## OPDRACHT
Geef aan op grond van welke vordering de koper zich volgens het te lezen fragment op een bevoegdheid tot verrekening beroept.

## TE LEZEN FRAGMENT
5.2. Hiertoe heeft [de koper] zich in het bijzonder beroepen op het bestaan van een haar toekomende bevoegdheid tot verrekening op grond van de vordering tot schadevergoeding die zijzelf in reconventie heeft aanhangig gemaakt. Zowel in conventie als in reconventie is daarom van belang of [de verkoper] jegens [de koper] schadeplichtig is wegens een tekortkoming in de nakoming van op haar rustende (pre-contractuele) mededelingsverplichtingen.
5.3. Ter adstructie van de door haar gestelde tekortkoming daarin heeft [de koper] gewezen op de - volgens haar - ontoereikende informatieverschaffing door [de verkoper] met betrekking tot bepaalde pensioengerelateerde verplichtingen van [de derde] jegens derden, geschillen van [de derde] met ex-werknemers, bepaalde door [de derde](kort) voor het aangaan van de overeenkomst verrichte betalingen, en de aanwezigheid van onverkoopbare voorraden bij de vlottende activa van [de derde].

## GETOONDE GEGEVENS
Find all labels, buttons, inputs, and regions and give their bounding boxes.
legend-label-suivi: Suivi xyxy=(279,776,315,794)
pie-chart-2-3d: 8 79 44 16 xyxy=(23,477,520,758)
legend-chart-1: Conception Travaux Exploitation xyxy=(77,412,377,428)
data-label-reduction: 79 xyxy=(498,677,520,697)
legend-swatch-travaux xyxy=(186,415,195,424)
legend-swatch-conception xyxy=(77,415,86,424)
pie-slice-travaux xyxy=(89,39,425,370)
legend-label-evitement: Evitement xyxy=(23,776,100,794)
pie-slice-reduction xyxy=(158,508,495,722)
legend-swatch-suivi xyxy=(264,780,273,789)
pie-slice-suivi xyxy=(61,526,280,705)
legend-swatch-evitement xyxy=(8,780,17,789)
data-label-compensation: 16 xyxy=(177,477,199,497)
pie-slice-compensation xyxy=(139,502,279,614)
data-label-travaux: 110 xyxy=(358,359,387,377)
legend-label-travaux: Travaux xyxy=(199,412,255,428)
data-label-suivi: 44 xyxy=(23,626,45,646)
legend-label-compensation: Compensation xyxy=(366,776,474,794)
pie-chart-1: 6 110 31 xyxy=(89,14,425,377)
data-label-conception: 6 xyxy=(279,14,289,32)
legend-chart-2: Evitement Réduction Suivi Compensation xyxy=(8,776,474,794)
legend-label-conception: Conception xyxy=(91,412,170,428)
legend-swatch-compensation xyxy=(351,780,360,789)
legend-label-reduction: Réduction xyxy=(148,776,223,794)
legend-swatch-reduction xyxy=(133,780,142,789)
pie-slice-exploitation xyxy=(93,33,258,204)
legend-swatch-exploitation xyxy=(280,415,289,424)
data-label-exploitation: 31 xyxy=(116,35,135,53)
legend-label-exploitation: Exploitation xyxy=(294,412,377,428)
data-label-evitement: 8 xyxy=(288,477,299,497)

## SCHRIFTELIJK ANTWOORD
Op grond van de vordering tot schadevergoeding die de koper zelf in reconventie aanhangig heeft gemaakt.